> [Exercise] Give the number of lines in the records below that include "state", and nothing more.
··· Provided data
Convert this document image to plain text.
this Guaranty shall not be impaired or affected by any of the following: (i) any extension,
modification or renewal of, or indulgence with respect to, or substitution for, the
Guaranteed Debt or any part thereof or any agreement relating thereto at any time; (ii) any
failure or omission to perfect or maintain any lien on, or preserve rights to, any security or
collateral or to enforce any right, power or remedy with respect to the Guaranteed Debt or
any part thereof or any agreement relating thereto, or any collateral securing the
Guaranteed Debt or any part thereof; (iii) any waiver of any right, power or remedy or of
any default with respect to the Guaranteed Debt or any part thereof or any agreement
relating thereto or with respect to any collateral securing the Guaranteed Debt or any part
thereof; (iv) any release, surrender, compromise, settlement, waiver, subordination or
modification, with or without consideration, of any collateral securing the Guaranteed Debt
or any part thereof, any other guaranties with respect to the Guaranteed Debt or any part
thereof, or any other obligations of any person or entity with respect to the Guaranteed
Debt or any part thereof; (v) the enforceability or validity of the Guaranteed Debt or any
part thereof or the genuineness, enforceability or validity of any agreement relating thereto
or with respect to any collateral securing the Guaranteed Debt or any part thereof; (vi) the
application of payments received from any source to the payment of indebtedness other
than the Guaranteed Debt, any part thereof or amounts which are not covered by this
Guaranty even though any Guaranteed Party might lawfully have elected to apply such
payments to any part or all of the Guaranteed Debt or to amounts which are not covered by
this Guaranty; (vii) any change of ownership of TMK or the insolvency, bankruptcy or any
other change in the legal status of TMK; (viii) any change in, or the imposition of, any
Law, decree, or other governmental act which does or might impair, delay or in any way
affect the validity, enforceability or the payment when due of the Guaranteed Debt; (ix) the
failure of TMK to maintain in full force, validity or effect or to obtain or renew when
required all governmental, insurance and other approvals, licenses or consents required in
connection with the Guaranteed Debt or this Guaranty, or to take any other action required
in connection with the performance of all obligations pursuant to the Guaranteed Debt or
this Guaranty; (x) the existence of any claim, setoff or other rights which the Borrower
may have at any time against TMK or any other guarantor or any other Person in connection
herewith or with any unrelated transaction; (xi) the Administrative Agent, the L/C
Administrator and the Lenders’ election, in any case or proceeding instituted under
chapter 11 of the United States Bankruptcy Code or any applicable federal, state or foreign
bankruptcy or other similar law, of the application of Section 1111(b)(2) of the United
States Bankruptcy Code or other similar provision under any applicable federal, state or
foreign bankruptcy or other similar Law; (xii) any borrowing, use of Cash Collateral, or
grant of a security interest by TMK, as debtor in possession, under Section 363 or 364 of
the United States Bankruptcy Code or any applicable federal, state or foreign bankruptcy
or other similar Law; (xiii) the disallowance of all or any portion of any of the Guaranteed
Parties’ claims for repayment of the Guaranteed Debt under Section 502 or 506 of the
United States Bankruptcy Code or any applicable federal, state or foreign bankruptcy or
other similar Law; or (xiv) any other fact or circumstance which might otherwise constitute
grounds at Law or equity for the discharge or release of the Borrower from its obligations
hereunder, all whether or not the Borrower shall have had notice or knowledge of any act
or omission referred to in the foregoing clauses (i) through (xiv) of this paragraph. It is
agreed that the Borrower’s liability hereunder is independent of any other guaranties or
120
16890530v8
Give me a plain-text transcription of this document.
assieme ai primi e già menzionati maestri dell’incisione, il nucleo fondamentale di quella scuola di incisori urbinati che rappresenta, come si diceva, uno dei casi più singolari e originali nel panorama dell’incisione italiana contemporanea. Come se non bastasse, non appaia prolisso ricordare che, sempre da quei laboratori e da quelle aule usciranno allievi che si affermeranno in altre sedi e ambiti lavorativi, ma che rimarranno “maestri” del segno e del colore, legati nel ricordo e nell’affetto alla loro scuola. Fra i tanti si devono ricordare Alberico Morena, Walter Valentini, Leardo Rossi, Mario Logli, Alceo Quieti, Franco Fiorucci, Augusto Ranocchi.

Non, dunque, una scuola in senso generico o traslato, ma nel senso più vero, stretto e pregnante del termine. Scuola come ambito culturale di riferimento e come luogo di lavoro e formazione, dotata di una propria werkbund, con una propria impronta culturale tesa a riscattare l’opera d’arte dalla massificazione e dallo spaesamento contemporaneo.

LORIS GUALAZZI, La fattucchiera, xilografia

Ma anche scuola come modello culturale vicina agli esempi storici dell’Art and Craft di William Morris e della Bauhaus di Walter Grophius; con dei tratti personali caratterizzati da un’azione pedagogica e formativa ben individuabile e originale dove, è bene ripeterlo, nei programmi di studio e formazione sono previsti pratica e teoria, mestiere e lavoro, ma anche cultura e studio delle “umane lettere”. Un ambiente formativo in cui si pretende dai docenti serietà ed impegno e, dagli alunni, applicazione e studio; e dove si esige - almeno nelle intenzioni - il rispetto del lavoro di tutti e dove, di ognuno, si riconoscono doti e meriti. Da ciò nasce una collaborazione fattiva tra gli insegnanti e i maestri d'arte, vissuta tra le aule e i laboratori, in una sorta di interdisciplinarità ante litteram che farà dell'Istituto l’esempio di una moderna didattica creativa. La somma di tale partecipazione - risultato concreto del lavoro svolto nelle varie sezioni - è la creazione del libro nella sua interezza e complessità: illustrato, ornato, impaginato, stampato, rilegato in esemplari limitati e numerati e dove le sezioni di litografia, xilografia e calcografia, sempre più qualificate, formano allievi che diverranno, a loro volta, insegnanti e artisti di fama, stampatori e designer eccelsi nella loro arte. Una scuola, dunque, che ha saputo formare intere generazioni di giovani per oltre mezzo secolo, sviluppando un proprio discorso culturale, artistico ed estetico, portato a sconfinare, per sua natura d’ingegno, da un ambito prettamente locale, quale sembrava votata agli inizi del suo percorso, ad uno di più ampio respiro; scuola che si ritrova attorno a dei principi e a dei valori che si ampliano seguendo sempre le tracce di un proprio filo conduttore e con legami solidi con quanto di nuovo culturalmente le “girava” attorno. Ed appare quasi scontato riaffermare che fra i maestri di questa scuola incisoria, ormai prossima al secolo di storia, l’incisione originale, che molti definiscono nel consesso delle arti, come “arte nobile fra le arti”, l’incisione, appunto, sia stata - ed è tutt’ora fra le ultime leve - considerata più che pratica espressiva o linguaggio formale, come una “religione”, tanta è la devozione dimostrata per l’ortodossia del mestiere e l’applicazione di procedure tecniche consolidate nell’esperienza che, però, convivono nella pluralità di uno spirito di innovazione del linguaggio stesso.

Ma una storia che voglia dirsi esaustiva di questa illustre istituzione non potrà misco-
······
> [Task response] 4